In the listing that follows, how many lines contain "للجنة"? Give the number only.
---------------
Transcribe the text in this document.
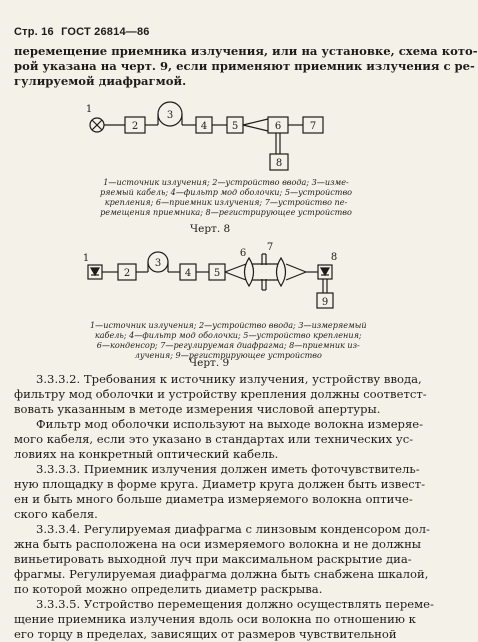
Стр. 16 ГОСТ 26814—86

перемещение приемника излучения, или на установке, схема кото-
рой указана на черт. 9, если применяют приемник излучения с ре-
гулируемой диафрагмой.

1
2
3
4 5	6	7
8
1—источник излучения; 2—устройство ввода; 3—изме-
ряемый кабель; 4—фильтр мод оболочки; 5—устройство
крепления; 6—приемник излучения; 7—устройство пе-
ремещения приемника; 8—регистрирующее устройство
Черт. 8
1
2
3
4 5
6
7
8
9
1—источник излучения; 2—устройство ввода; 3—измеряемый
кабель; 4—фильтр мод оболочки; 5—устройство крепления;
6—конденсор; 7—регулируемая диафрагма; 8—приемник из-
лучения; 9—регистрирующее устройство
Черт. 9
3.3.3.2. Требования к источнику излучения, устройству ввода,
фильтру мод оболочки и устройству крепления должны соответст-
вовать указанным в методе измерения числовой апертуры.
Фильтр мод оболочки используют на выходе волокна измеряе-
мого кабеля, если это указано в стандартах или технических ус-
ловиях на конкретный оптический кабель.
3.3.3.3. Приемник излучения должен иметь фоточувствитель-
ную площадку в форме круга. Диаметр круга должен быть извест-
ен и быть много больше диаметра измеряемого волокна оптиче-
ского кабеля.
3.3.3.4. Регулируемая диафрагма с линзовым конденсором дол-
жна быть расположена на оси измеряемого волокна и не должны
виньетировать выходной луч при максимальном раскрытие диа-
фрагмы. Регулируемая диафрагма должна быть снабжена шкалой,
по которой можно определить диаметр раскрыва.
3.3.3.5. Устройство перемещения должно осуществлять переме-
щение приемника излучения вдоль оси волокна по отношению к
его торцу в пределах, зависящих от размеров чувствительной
---------------
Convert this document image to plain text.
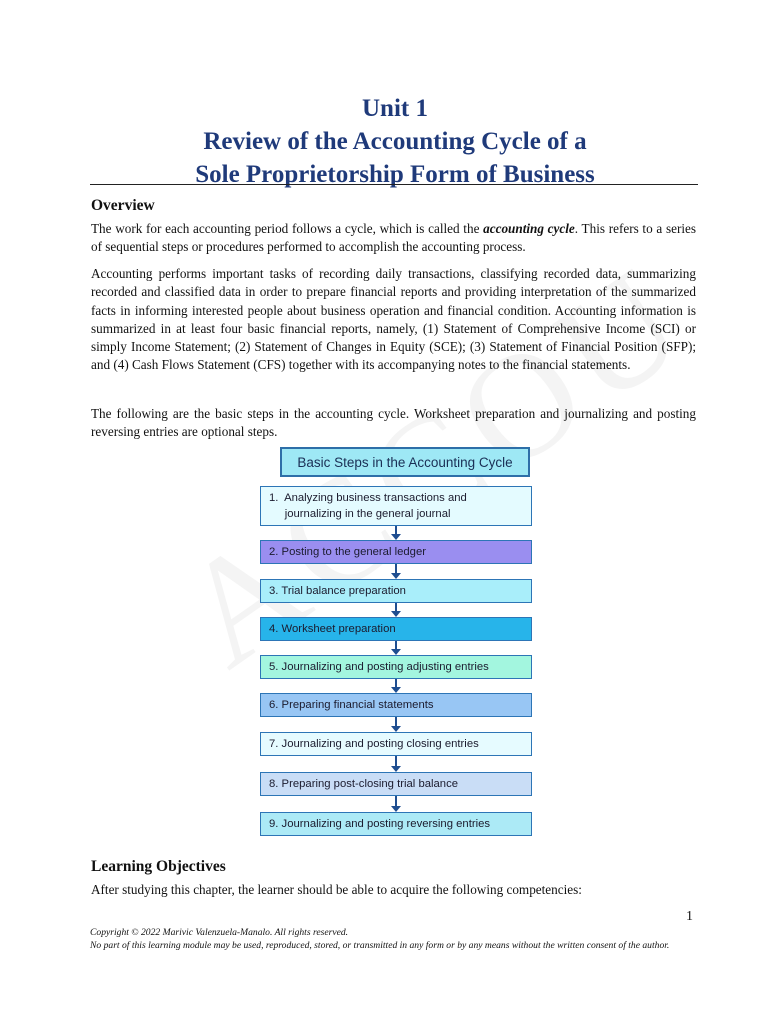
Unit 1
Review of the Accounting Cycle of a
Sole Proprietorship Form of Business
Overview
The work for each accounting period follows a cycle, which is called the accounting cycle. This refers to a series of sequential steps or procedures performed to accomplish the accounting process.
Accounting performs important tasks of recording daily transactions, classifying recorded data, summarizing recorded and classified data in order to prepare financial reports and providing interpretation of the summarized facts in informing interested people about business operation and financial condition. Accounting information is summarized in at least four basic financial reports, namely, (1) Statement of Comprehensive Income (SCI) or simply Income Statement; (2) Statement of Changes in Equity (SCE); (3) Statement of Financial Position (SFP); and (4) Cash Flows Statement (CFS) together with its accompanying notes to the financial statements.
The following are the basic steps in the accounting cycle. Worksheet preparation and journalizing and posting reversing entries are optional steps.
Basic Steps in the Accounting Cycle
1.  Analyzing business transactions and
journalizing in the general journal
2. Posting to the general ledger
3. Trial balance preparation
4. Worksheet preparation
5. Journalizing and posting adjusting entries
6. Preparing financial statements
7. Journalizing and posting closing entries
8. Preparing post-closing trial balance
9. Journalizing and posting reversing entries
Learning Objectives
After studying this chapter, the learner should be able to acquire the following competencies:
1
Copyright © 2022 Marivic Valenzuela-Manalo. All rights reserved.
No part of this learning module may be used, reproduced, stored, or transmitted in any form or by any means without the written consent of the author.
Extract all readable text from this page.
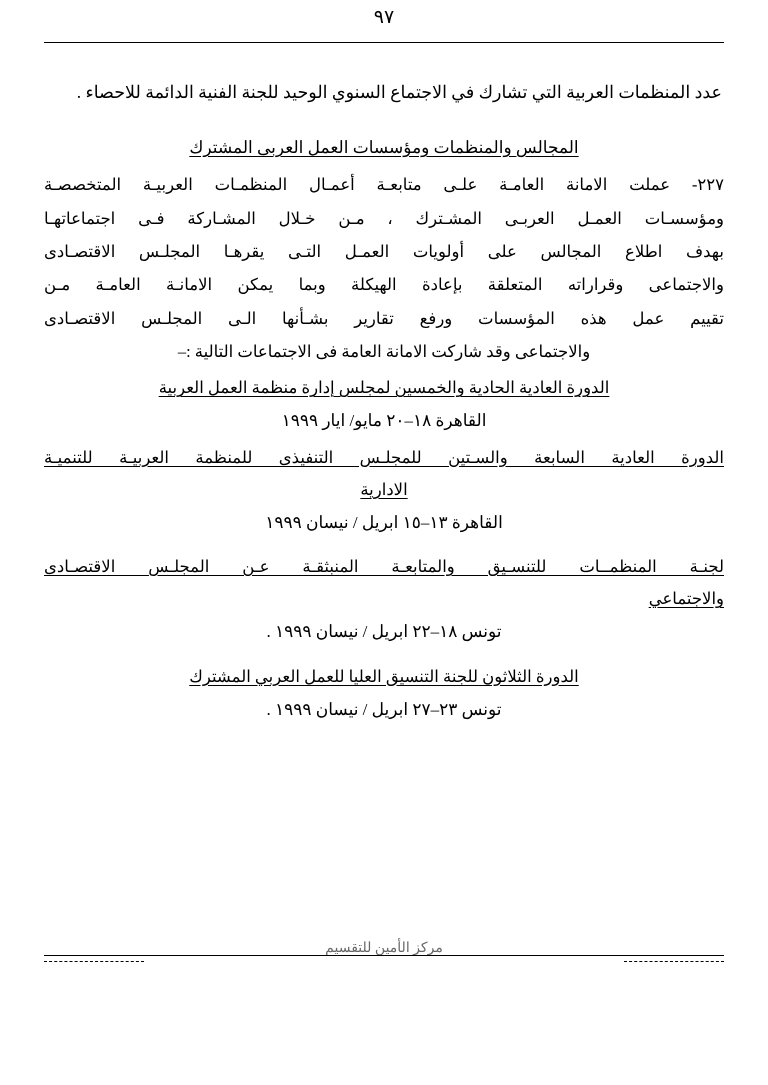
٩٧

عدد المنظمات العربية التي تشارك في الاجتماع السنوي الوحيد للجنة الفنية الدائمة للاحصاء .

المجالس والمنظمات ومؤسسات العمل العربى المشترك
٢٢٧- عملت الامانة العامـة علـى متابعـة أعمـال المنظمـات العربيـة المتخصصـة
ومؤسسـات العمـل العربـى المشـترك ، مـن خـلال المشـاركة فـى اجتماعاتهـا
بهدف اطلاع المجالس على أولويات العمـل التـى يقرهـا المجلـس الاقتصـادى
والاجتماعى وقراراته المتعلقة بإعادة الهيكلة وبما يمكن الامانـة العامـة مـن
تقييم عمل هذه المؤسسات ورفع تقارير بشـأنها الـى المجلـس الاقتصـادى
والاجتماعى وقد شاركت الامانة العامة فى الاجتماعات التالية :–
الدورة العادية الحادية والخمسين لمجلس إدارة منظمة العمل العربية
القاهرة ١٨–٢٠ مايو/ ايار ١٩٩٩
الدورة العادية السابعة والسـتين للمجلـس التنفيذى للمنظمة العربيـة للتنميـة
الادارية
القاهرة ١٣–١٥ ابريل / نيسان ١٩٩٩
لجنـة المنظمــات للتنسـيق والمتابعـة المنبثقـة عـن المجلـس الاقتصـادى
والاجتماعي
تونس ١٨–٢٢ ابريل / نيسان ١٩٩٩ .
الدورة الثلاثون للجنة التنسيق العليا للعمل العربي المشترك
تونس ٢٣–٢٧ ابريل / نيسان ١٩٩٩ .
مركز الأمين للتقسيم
---------------
WRITTEN SOLUTION: 2